● TASK DETAILS: Give only the number of lines that contain the word "JSON".

● RECORDS PROVIDED:
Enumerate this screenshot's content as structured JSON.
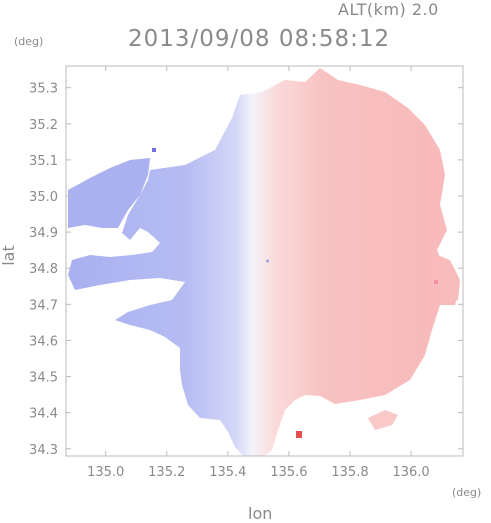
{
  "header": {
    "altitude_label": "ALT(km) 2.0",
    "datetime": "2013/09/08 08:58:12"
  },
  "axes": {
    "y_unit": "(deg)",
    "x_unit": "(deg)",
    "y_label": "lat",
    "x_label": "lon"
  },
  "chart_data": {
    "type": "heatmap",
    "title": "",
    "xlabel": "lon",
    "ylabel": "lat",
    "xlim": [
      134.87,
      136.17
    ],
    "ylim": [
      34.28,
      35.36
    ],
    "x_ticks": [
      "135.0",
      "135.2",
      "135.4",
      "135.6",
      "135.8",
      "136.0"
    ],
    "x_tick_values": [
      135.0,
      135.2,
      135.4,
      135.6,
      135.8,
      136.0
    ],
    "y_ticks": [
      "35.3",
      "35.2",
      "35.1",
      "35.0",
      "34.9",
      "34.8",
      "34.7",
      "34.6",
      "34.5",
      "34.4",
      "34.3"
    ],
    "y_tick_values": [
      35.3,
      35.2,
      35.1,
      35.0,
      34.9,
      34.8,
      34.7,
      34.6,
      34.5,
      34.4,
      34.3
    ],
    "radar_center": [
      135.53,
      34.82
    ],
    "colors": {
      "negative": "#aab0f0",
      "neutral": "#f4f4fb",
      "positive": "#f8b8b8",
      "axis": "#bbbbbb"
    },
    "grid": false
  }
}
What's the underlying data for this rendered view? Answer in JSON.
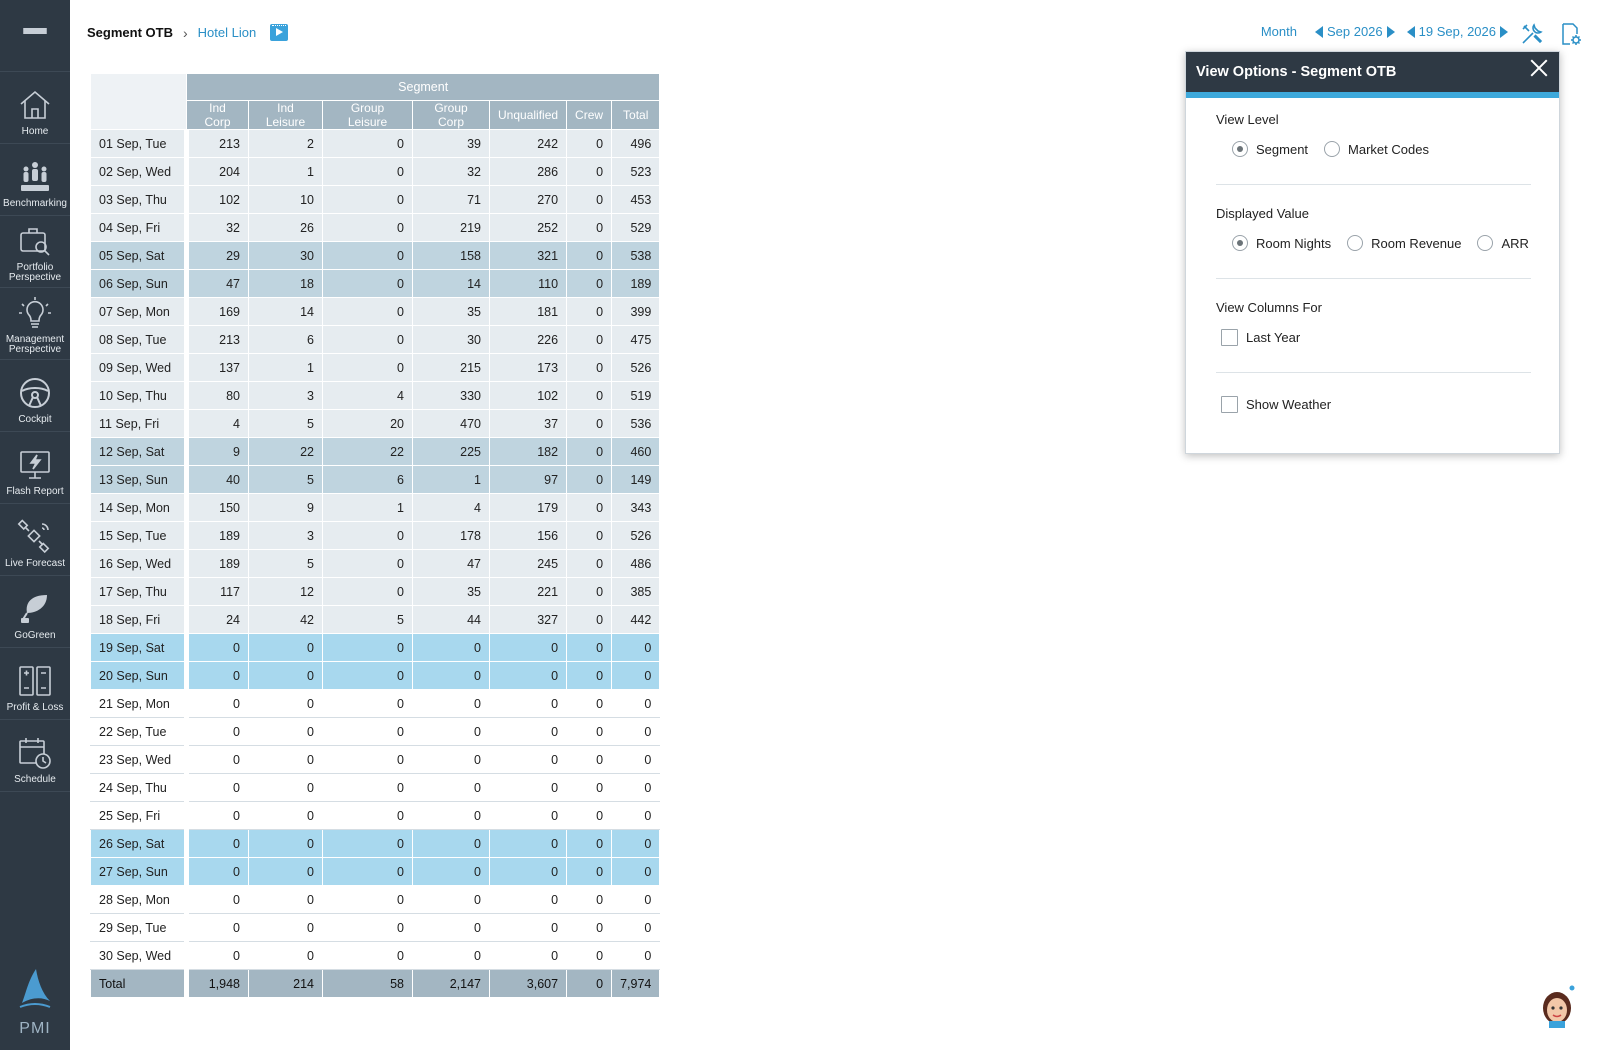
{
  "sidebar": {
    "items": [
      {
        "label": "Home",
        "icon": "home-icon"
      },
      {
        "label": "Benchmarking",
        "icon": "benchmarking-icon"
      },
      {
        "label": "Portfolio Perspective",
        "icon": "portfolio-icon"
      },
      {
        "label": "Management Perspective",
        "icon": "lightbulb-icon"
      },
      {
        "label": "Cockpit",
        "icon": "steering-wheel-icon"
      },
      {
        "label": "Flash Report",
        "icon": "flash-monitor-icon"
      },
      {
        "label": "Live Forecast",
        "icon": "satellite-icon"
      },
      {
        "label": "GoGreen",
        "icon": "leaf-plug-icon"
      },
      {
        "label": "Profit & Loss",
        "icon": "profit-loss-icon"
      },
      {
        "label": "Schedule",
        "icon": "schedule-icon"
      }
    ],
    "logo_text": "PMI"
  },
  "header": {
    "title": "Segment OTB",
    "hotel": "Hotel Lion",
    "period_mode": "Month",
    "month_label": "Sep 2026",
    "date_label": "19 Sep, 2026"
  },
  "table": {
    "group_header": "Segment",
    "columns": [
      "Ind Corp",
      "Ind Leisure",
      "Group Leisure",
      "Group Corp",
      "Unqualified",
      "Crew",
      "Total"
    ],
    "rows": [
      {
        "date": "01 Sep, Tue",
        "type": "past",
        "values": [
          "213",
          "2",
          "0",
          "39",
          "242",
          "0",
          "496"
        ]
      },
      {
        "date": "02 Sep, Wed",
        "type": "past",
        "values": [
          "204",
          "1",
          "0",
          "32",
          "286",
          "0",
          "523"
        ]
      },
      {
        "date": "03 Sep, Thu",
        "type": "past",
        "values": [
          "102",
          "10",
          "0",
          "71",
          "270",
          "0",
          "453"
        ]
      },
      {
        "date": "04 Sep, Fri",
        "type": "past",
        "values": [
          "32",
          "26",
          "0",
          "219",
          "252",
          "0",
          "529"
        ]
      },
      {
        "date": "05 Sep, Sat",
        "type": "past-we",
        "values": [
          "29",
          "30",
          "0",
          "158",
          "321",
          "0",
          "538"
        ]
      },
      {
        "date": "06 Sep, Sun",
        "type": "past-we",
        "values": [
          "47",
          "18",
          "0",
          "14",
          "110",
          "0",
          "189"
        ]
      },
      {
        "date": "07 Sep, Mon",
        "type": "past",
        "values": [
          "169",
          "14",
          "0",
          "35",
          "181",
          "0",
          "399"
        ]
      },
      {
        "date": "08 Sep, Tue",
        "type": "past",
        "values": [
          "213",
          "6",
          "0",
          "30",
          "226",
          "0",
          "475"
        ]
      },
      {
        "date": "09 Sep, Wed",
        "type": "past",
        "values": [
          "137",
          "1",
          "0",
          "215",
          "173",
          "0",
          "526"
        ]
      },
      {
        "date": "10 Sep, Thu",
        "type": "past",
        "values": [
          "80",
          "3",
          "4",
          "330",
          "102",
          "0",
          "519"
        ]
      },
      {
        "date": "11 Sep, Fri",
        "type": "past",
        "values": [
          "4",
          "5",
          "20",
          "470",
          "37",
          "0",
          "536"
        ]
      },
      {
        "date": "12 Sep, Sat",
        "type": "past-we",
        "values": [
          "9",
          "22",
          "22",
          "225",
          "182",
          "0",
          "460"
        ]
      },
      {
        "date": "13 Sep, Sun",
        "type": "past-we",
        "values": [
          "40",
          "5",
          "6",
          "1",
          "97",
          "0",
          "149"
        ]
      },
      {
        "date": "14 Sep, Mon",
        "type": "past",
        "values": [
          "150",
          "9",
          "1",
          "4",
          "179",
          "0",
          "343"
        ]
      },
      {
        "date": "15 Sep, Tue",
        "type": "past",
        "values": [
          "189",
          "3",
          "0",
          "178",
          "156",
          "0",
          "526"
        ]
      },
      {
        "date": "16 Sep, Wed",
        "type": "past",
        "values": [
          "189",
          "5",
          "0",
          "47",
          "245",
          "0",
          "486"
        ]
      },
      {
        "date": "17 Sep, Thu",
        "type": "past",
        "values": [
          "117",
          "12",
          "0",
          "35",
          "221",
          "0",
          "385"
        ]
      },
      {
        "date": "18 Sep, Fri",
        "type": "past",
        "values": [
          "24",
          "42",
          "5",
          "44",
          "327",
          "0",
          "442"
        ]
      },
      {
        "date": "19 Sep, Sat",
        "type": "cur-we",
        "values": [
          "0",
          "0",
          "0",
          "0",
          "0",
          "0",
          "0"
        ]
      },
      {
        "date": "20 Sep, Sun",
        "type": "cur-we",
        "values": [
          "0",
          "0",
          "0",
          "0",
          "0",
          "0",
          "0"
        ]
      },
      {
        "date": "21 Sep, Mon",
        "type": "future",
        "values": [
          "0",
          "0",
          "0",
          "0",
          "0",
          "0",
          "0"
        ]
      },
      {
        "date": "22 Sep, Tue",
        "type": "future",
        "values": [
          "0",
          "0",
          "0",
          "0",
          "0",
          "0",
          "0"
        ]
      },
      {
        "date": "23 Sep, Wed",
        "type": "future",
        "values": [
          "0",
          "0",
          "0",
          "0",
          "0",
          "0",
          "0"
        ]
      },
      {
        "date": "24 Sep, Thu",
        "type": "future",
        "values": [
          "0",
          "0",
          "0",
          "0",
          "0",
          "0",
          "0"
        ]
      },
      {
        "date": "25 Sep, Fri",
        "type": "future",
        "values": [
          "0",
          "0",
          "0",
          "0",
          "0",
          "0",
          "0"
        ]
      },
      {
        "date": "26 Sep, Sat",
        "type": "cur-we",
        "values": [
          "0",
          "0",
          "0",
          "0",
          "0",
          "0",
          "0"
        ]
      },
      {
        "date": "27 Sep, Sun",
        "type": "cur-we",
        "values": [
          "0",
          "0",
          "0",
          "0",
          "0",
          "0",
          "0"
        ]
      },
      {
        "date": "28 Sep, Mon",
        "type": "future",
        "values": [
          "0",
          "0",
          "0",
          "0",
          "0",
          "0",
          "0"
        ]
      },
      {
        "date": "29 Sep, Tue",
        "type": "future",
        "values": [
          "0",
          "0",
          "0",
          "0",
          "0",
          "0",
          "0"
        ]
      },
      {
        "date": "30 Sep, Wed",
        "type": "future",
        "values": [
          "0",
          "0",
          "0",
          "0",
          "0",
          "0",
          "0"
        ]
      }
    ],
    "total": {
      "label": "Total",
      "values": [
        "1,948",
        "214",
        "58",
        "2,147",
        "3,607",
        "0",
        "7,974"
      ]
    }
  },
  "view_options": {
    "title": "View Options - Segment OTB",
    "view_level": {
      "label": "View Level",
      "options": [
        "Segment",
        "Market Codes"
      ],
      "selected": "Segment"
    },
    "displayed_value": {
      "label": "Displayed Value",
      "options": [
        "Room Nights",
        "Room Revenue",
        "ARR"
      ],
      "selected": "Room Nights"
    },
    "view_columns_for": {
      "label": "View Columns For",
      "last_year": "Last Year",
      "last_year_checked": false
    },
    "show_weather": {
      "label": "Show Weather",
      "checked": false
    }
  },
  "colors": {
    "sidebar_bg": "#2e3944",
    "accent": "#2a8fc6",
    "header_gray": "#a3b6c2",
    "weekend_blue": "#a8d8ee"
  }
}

● OUTPUT FOR THIS EXERCISE: 2